Exercise details – Read the lines below and count those that have the word "października". Respond with the number only.

Given information –
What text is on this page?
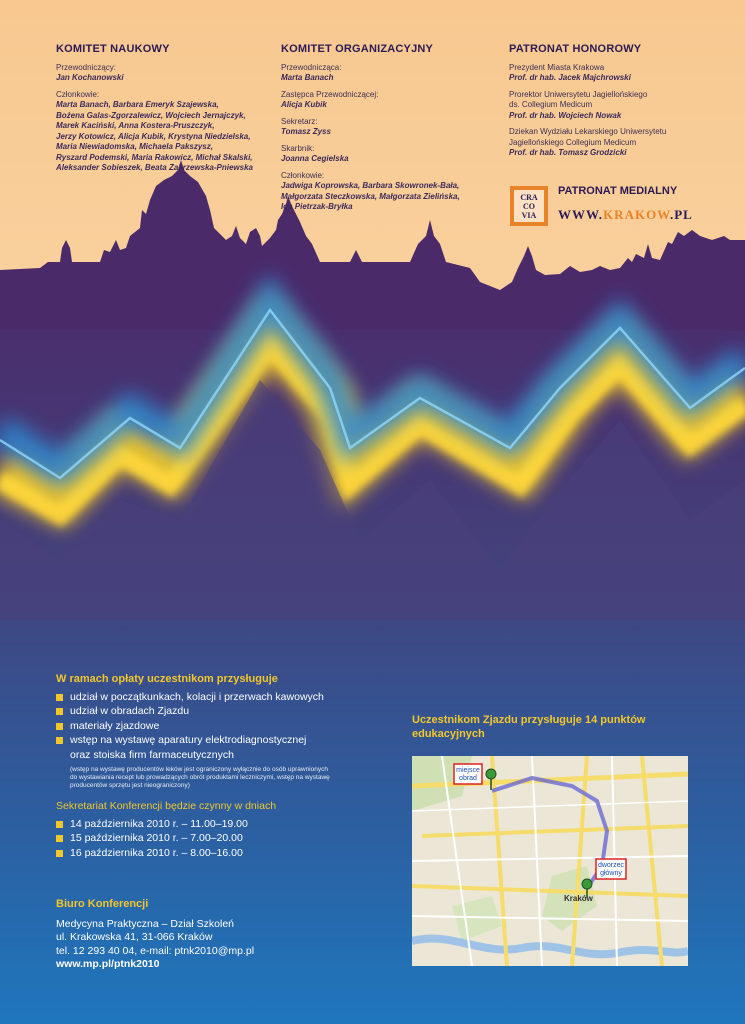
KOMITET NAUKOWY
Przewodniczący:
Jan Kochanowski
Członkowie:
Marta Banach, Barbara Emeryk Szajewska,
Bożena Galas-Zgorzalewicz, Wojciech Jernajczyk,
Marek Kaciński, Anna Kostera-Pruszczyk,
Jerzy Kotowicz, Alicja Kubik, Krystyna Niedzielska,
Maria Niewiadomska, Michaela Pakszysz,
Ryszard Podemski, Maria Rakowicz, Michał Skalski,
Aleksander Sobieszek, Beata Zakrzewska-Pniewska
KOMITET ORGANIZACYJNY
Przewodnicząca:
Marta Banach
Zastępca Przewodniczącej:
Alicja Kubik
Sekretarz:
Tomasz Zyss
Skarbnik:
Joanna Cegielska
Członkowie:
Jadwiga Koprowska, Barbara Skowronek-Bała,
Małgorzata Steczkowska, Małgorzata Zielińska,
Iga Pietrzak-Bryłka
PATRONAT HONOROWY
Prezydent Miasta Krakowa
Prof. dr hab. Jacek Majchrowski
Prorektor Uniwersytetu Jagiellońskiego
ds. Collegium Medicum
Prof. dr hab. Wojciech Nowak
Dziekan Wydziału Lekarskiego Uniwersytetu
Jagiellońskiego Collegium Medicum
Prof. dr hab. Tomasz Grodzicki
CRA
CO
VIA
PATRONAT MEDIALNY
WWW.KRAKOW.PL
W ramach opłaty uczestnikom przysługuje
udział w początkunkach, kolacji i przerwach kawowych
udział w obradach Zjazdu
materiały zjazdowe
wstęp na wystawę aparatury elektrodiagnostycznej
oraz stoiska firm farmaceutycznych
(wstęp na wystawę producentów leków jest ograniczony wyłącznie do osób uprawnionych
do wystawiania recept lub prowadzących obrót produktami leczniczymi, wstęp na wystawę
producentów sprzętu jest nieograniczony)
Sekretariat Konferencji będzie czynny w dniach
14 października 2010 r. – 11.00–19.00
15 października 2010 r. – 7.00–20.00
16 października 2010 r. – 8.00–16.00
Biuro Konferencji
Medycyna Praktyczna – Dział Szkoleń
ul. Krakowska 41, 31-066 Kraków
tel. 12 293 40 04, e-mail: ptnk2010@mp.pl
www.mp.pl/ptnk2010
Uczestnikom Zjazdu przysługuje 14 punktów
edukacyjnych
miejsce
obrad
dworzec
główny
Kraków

Exercise response – 3